ABSYNTH 4.01 demo, update
Native Instruments has released a demo version of ABSYNTH 4, its fourth generation semi-modular software synthesizer that is renowned for its unique evolving sounds and textures. The new version offers extended sound design and performance capabilities through a new customizable signal flow; additional oscillator, waveform and envelope features; and a completely revised modulation concept. Numerous usability improvements, including a new KORE-compatible sound browser, provide a more convenient creative workflow. The ABSYNTH 4 demo version is now available as a free download; the demo version is based on the latest 4.0.1 version of ABSYNTH, which brings several enhancements and optimizations. The full version is $340; it requires Mac OS X 10.4.x and a G4/1.4 GHz or Intel/1.66GHz Mac.
HP takes on iMac
HP is developing the IQ770, a new all-in-one PC nicknamed "Crossfire" to coincide with the official release of Windows Vista. The new system is expected to represent both a showcase for Vista's features as well as a direct challenge to Apple's emblematic iMac, and will be the first widely available touchscreen desktop to ship with a stylus that allows owners draw directly on the adjustable 19-inch widescreen LCD, according to Engadget. The design will also include Vista Home Premium's Media Center software as a core focus of the design, using an integrated ATSC tuner for HDTV broadcasts. An integrated 1.3-megapixel webcam will also take advantage of video chat in Windows Live Messenger. The company will officially unveil the IQ770 in January at a price of $1,800, just it in time for Vista's January 30th launch.

> Provided information
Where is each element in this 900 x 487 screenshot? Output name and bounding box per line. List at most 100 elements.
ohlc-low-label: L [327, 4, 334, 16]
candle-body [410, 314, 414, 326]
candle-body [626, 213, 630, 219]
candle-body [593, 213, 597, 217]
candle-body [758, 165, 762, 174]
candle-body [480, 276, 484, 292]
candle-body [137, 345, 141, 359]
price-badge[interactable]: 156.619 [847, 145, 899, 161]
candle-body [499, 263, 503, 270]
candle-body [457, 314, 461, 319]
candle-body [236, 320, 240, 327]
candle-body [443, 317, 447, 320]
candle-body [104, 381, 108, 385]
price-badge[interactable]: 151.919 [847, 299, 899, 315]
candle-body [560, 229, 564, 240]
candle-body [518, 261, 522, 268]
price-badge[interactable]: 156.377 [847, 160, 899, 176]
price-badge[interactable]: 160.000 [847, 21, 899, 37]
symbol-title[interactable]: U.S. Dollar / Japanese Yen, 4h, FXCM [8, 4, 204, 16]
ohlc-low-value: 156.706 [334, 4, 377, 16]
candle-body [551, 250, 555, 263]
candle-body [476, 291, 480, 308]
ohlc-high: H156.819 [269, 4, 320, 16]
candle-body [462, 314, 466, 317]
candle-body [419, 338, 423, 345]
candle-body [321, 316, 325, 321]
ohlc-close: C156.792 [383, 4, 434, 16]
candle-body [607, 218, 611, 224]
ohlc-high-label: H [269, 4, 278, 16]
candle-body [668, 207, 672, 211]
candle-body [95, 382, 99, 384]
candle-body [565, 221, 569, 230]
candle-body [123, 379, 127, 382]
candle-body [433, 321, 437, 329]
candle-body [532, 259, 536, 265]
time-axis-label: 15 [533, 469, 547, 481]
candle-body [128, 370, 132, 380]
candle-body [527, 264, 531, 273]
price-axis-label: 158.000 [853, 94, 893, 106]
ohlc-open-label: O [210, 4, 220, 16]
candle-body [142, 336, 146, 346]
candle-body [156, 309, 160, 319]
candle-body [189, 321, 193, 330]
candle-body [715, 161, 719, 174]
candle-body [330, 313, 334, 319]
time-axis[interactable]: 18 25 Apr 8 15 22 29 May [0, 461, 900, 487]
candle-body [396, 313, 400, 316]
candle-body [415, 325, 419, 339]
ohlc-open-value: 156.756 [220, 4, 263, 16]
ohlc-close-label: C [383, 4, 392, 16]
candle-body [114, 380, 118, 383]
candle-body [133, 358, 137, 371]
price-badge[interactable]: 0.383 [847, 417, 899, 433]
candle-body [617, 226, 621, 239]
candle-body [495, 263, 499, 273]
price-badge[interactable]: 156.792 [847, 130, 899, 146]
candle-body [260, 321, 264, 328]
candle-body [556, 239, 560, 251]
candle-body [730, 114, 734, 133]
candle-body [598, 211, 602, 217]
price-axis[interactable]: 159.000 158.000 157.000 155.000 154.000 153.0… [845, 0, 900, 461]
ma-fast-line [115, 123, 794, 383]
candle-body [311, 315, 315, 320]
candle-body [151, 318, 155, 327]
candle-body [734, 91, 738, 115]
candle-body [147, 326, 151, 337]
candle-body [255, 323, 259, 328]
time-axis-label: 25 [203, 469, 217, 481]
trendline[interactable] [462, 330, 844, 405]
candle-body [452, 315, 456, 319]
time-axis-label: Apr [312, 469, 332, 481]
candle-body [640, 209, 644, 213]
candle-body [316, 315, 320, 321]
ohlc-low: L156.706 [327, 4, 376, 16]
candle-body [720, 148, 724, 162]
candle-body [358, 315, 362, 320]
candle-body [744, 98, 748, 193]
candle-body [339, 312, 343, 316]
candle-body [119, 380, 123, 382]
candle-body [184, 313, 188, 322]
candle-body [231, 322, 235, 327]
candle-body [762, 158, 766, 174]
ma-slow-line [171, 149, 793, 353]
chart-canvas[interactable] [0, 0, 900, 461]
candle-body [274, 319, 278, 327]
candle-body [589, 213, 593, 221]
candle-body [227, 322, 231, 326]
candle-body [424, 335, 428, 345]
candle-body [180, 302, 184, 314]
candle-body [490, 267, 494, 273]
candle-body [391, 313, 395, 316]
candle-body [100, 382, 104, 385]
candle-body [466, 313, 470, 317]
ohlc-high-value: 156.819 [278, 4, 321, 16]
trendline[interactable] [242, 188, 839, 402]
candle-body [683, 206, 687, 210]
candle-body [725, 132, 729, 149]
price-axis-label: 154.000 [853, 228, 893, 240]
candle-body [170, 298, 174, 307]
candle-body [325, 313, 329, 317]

> Exercise task A
Translate into Spanish this sentence from the software news excerpt: "The full version is $340; it requires Mac OS X 10.4.x and a G4/1.4 GHz or Intel/1.66GHz Mac."
> Exercise task B
Reproduce the listing from its first line through the line holding "candle-body [758, 165, 762, 174]", both ends included, with "candlestick-body" substituted for "candle-body" and nothing else altered. Return only those lines.

> Finished answer A
La versión completa cuesta 340 $; requiere Mac OS X 10.4.x y un Mac G4/1,4 GHz o Intel/1,66 GHz.

> Finished answer B
Where is each element in this 900 x 487 screenshot? Output name and bounding box per line. List at most 100 elements.
ohlc-low-label: L [327, 4, 334, 16]
candlestick-body [410, 314, 414, 326]
candlestick-body [626, 213, 630, 219]
candlestick-body [593, 213, 597, 217]
candlestick-body [758, 165, 762, 174]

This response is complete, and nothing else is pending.